Recast every line of the records below as a Markdown table with two columns, No. and Entry. Number each line in No., put the line itself in Entry, and omit any blank lines.
▬▬▬
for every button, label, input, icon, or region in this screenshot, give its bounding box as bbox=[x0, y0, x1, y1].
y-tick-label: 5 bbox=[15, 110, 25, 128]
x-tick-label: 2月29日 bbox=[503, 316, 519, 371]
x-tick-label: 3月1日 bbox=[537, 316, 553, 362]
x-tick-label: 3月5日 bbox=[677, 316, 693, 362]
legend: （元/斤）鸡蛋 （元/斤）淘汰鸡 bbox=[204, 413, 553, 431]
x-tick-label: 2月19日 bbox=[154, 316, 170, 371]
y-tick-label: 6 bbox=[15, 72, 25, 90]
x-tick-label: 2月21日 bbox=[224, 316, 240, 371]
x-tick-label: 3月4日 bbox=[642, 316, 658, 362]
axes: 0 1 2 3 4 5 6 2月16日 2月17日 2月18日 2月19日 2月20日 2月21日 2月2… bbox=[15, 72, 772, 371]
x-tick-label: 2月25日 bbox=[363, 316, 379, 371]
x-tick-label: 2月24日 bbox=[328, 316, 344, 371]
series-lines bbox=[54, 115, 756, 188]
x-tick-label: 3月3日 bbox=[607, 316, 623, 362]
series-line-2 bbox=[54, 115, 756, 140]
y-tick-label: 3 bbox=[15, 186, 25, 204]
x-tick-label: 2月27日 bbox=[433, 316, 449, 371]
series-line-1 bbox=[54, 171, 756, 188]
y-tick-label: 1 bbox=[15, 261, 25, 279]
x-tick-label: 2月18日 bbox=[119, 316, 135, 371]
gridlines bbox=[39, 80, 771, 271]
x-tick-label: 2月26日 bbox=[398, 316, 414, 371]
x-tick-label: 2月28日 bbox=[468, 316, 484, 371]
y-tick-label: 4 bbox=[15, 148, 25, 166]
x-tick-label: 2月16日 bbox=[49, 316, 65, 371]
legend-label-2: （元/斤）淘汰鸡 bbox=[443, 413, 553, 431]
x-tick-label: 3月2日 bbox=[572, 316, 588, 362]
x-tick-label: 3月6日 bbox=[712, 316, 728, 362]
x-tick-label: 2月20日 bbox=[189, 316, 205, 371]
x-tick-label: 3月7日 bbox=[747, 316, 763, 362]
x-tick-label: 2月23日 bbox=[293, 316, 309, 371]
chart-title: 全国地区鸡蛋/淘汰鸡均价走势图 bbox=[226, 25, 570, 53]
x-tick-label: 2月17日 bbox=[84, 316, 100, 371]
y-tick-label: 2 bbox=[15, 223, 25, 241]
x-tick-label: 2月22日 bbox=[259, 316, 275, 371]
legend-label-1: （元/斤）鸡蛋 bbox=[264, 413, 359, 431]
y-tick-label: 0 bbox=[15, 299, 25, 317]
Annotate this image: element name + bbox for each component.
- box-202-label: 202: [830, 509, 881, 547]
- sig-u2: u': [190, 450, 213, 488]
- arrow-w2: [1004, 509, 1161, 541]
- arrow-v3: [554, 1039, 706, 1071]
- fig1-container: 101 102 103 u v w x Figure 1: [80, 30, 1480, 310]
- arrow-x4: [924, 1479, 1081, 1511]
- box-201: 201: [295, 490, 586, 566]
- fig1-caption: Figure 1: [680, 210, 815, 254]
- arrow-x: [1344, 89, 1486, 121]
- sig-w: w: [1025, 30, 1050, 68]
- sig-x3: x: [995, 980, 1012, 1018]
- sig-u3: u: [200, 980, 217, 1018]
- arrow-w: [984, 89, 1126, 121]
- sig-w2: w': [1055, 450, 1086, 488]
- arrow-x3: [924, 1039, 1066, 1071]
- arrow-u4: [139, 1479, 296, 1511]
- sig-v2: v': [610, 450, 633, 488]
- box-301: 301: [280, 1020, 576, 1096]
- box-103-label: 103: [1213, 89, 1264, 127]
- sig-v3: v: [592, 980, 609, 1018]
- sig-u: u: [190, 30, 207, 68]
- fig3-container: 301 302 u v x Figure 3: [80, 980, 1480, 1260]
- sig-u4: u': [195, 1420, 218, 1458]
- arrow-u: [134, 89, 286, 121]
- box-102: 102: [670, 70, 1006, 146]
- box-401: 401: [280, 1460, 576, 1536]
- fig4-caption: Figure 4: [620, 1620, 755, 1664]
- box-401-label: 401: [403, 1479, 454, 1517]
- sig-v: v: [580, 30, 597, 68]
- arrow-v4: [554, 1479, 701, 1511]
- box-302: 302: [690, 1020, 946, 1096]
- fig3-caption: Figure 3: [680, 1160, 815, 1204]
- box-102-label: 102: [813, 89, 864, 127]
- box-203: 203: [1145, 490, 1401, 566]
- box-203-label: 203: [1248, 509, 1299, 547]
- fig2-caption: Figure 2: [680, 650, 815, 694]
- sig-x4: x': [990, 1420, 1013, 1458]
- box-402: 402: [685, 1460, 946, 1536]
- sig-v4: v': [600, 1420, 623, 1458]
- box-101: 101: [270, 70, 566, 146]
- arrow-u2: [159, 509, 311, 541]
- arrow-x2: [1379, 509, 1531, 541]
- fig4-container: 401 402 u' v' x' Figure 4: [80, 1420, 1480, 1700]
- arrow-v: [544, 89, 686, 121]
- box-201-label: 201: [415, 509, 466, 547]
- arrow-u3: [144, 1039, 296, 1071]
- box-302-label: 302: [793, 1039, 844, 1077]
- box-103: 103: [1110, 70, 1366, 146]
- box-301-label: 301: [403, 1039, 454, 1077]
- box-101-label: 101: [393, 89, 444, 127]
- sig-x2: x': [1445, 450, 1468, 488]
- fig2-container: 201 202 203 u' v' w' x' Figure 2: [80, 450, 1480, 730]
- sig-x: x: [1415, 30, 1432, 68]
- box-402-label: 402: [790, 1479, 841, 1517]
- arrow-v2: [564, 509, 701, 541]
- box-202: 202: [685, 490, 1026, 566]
▬▬▬
— WORKED SOLUTION —
| No. | Entry |
|---|---|
| 1 | for every button, label, input, icon, or region in this screenshot, give its bounding box as bbox=[x0, y0, x1, y1]. |
| 2 | y-tick-label: 5 bbox=[15, 110, 25, 128] |
| 3 | x-tick-label: 2月29日 bbox=[503, 316, 519, 371] |
| 4 | x-tick-label: 3月1日 bbox=[537, 316, 553, 362] |
| 5 | x-tick-label: 3月5日 bbox=[677, 316, 693, 362] |
| 6 | legend: （元/斤）鸡蛋 （元/斤）淘汰鸡 bbox=[204, 413, 553, 431] |
| 7 | x-tick-label: 2月19日 bbox=[154, 316, 170, 371] |
| 8 | y-tick-label: 6 bbox=[15, 72, 25, 90] |
| 9 | x-tick-label: 2月21日 bbox=[224, 316, 240, 371] |
| 10 | x-tick-label: 3月4日 bbox=[642, 316, 658, 362] |
| 11 | axes: 0 1 2 3 4 5 6 2月16日 2月17日 2月18日 2月19日 2月20日 2月21日 2月2… bbox=[15, 72, 772, 371] |
| 12 | x-tick-label: 2月25日 bbox=[363, 316, 379, 371] |
| 13 | x-tick-label: 2月24日 bbox=[328, 316, 344, 371] |
| 14 | series-lines bbox=[54, 115, 756, 188] |
| 15 | x-tick-label: 3月3日 bbox=[607, 316, 623, 362] |
| 16 | series-line-2 bbox=[54, 115, 756, 140] |
| 17 | y-tick-label: 3 bbox=[15, 186, 25, 204] |
| 18 | x-tick-label: 2月27日 bbox=[433, 316, 449, 371] |
| 19 | series-line-1 bbox=[54, 171, 756, 188] |
| 20 | y-tick-label: 1 bbox=[15, 261, 25, 279] |
| 21 | x-tick-label: 2月18日 bbox=[119, 316, 135, 371] |
| 22 | gridlines bbox=[39, 80, 771, 271] |
| 23 | x-tick-label: 2月26日 bbox=[398, 316, 414, 371] |
| 24 | x-tick-label: 2月28日 bbox=[468, 316, 484, 371] |
| 25 | y-tick-label: 4 bbox=[15, 148, 25, 166] |
| 26 | x-tick-label: 2月16日 bbox=[49, 316, 65, 371] |
| 27 | legend-label-2: （元/斤）淘汰鸡 bbox=[443, 413, 553, 431] |
| 28 | x-tick-label: 3月2日 bbox=[572, 316, 588, 362] |
| 29 | x-tick-label: 3月6日 bbox=[712, 316, 728, 362] |
| 30 | x-tick-label: 2月20日 bbox=[189, 316, 205, 371] |
| 31 | x-tick-label: 3月7日 bbox=[747, 316, 763, 362] |
| 32 | x-tick-label: 2月23日 bbox=[293, 316, 309, 371] |
| 33 | chart-title: 全国地区鸡蛋/淘汰鸡均价走势图 bbox=[226, 25, 570, 53] |
| 34 | x-tick-label: 2月17日 bbox=[84, 316, 100, 371] |
| 35 | y-tick-label: 2 bbox=[15, 223, 25, 241] |
| 36 | x-tick-label: 2月22日 bbox=[259, 316, 275, 371] |
| 37 | legend-label-1: （元/斤）鸡蛋 bbox=[264, 413, 359, 431] |
| 38 | y-tick-label: 0 bbox=[15, 299, 25, 317] |
| 39 | Annotate this image: element name + bbox for each component. |
| 40 | - box-202-label: 202: [830, 509, 881, 547] |
| 41 | - sig-u2: u': [190, 450, 213, 488] |
| 42 | - arrow-w2: [1004, 509, 1161, 541] |
| 43 | - arrow-v3: [554, 1039, 706, 1071] |
| 44 | - fig1-container: 101 102 103 u v w x Figure 1: [80, 30, 1480, 310] |
| 45 | - arrow-x4: [924, 1479, 1081, 1511] |
| 46 | - box-201: 201: [295, 490, 586, 566] |
| 47 | - fig1-caption: Figure 1: [680, 210, 815, 254] |
| 48 | - arrow-x: [1344, 89, 1486, 121] |
| 49 | - sig-w: w: [1025, 30, 1050, 68] |
| 50 | - sig-x3: x: [995, 980, 1012, 1018] |
| 51 | - sig-u3: u: [200, 980, 217, 1018] |
| 52 | - arrow-w: [984, 89, 1126, 121] |
| 53 | - sig-w2: w': [1055, 450, 1086, 488] |
| 54 | - arrow-x3: [924, 1039, 1066, 1071] |
| 55 | - arrow-u4: [139, 1479, 296, 1511] |
| 56 | - sig-v2: v': [610, 450, 633, 488] |
| 57 | - box-301: 301: [280, 1020, 576, 1096] |
| 58 | - box-103-label: 103: [1213, 89, 1264, 127] |
| 59 | - sig-v3: v: [592, 980, 609, 1018] |
| 60 | - sig-u: u: [190, 30, 207, 68] |
| 61 | - fig3-container: 301 302 u v x Figure 3: [80, 980, 1480, 1260] |
| 62 | - sig-u4: u': [195, 1420, 218, 1458] |
| 63 | - arrow-u: [134, 89, 286, 121] |
| 64 | - box-102: 102: [670, 70, 1006, 146] |
| 65 | - box-401: 401: [280, 1460, 576, 1536] |
| 66 | - fig4-caption: Figure 4: [620, 1620, 755, 1664] |
| 67 | - box-401-label: 401: [403, 1479, 454, 1517] |
| 68 | - sig-v: v: [580, 30, 597, 68] |
| 69 | - arrow-v4: [554, 1479, 701, 1511] |
| 70 | - box-302: 302: [690, 1020, 946, 1096] |
| 71 | - fig3-caption: Figure 3: [680, 1160, 815, 1204] |
| 72 | - box-102-label: 102: [813, 89, 864, 127] |
| 73 | - box-203: 203: [1145, 490, 1401, 566] |
| 74 | - box-203-label: 203: [1248, 509, 1299, 547] |
| 75 | - fig2-caption: Figure 2: [680, 650, 815, 694] |
| 76 | - sig-x4: x': [990, 1420, 1013, 1458] |
| 77 | - box-402: 402: [685, 1460, 946, 1536] |
| 78 | - sig-v4: v': [600, 1420, 623, 1458] |
| 79 | - box-101: 101: [270, 70, 566, 146] |
| 80 | - arrow-u2: [159, 509, 311, 541] |
| 81 | - arrow-x2: [1379, 509, 1531, 541] |
| 82 | - fig4-container: 401 402 u' v' x' Figure 4: [80, 1420, 1480, 1700] |
| 83 | - arrow-v: [544, 89, 686, 121] |
| 84 | - box-201-label: 201: [415, 509, 466, 547] |
| 85 | - arrow-u3: [144, 1039, 296, 1071] |
| 86 | - box-302-label: 302: [793, 1039, 844, 1077] |
| 87 | - box-103: 103: [1110, 70, 1366, 146] |
| 88 | - box-301-label: 301: [403, 1039, 454, 1077] |
| 89 | - box-101-label: 101: [393, 89, 444, 127] |
| 90 | - sig-x2: x': [1445, 450, 1468, 488] |
| 91 | - fig2-container: 201 202 203 u' v' w' x' Figure 2: [80, 450, 1480, 730] |
| 92 | - sig-x: x: [1415, 30, 1432, 68] |
| 93 | - box-402-label: 402: [790, 1479, 841, 1517] |
| 94 | - arrow-v2: [564, 509, 701, 541] |
| 95 | - box-202: 202: [685, 490, 1026, 566] |